Extracted data entries
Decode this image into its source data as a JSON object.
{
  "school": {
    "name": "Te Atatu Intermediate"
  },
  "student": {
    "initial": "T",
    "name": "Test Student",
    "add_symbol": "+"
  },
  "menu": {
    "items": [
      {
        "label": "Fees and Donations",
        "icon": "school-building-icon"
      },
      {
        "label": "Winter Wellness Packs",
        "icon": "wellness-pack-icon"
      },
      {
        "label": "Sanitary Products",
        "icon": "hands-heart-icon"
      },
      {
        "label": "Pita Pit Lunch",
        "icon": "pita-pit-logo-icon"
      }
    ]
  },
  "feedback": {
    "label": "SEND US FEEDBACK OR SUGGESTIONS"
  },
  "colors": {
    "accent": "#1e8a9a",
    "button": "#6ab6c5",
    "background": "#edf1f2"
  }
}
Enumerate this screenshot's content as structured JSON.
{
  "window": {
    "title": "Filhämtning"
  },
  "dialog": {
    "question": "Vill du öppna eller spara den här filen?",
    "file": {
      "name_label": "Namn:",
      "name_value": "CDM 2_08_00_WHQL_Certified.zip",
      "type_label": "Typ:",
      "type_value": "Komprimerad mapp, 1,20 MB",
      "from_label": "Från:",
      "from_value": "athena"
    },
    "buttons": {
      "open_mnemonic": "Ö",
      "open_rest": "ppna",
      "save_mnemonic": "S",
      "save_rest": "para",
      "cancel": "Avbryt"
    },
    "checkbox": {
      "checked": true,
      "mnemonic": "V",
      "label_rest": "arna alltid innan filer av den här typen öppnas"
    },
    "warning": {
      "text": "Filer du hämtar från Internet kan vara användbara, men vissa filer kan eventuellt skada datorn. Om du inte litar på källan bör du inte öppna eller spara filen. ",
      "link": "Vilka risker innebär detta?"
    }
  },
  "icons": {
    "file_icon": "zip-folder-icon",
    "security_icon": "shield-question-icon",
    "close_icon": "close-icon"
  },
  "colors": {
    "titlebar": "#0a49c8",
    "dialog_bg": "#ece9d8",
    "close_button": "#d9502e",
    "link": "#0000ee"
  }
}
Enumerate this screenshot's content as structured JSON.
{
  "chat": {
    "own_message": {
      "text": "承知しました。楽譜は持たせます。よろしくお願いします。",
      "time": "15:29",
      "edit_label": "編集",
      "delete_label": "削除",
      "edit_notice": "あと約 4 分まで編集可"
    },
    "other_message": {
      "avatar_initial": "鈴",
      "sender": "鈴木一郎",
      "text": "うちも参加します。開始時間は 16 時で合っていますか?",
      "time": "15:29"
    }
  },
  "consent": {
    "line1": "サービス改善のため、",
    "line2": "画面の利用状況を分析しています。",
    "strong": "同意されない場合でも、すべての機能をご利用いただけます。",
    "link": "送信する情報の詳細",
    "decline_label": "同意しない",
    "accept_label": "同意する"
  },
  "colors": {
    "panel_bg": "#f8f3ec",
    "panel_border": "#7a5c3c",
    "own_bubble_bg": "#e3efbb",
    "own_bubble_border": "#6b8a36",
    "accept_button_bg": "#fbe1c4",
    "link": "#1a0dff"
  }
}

Problem description
Extract each line of the listing above, copying it word for word.

Expected output
Decode this image into its source data as a JSON object.
{
  "school": {
    "name": "Te Atatu Intermediate"
  },
  "student": {
    "initial": "T",
    "name": "Test Student",
    "add_symbol": "+"
  },
  "menu": {
    "items": [
      {
        "label": "Fees and Donations",
        "icon": "school-building-icon"
      },
      {
        "label": "Winter Wellness Packs",
        "icon": "wellness-pack-icon"
      },
      {
        "label": "Sanitary Products",
        "icon": "hands-heart-icon"
      },
      {
        "label": "Pita Pit Lunch",
        "icon": "pita-pit-logo-icon"
      }
    ]
  },
  "feedback": {
    "label": "SEND US FEEDBACK OR SUGGESTIONS"
  },
  "colors": {
    "accent": "#1e8a9a",
    "button": "#6ab6c5",
    "background": "#edf1f2"
  }
}
Enumerate this screenshot's content as structured JSON.
{
  "window": {
    "title": "Filhämtning"
  },
  "dialog": {
    "question": "Vill du öppna eller spara den här filen?",
    "file": {
      "name_label": "Namn:",
      "name_value": "CDM 2_08_00_WHQL_Certified.zip",
      "type_label": "Typ:",
      "type_value": "Komprimerad mapp, 1,20 MB",
      "from_label": "Från:",
      "from_value": "athena"
    },
    "buttons": {
      "open_mnemonic": "Ö",
      "open_rest": "ppna",
      "save_mnemonic": "S",
      "save_rest": "para",
      "cancel": "Avbryt"
    },
    "checkbox": {
      "checked": true,
      "mnemonic": "V",
      "label_rest": "arna alltid innan filer av den här typen öppnas"
    },
    "warning": {
      "text": "Filer du hämtar från Internet kan vara användbara, men vissa filer kan eventuellt skada datorn. Om du inte litar på källan bör du inte öppna eller spara filen. ",
      "link": "Vilka risker innebär detta?"
    }
  },
  "icons": {
    "file_icon": "zip-folder-icon",
    "security_icon": "shield-question-icon",
    "close_icon": "close-icon"
  },
  "colors": {
    "titlebar": "#0a49c8",
    "dialog_bg": "#ece9d8",
    "close_button": "#d9502e",
    "link": "#0000ee"
  }
}
Enumerate this screenshot's content as structured JSON.
{
  "chat": {
    "own_message": {
      "text": "承知しました。楽譜は持たせます。よろしくお願いします。",
      "time": "15:29",
      "edit_label": "編集",
      "delete_label": "削除",
      "edit_notice": "あと約 4 分まで編集可"
    },
    "other_message": {
      "avatar_initial": "鈴",
      "sender": "鈴木一郎",
      "text": "うちも参加します。開始時間は 16 時で合っていますか?",
      "time": "15:29"
    }
  },
  "consent": {
    "line1": "サービス改善のため、",
    "line2": "画面の利用状況を分析しています。",
    "strong": "同意されない場合でも、すべての機能をご利用いただけます。",
    "link": "送信する情報の詳細",
    "decline_label": "同意しない",
    "accept_label": "同意する"
  },
  "colors": {
    "panel_bg": "#f8f3ec",
    "panel_border": "#7a5c3c",
    "own_bubble_bg": "#e3efbb",
    "own_bubble_border": "#6b8a36",
    "accept_button_bg": "#fbe1c4",
    "link": "#1a0dff"
  }
}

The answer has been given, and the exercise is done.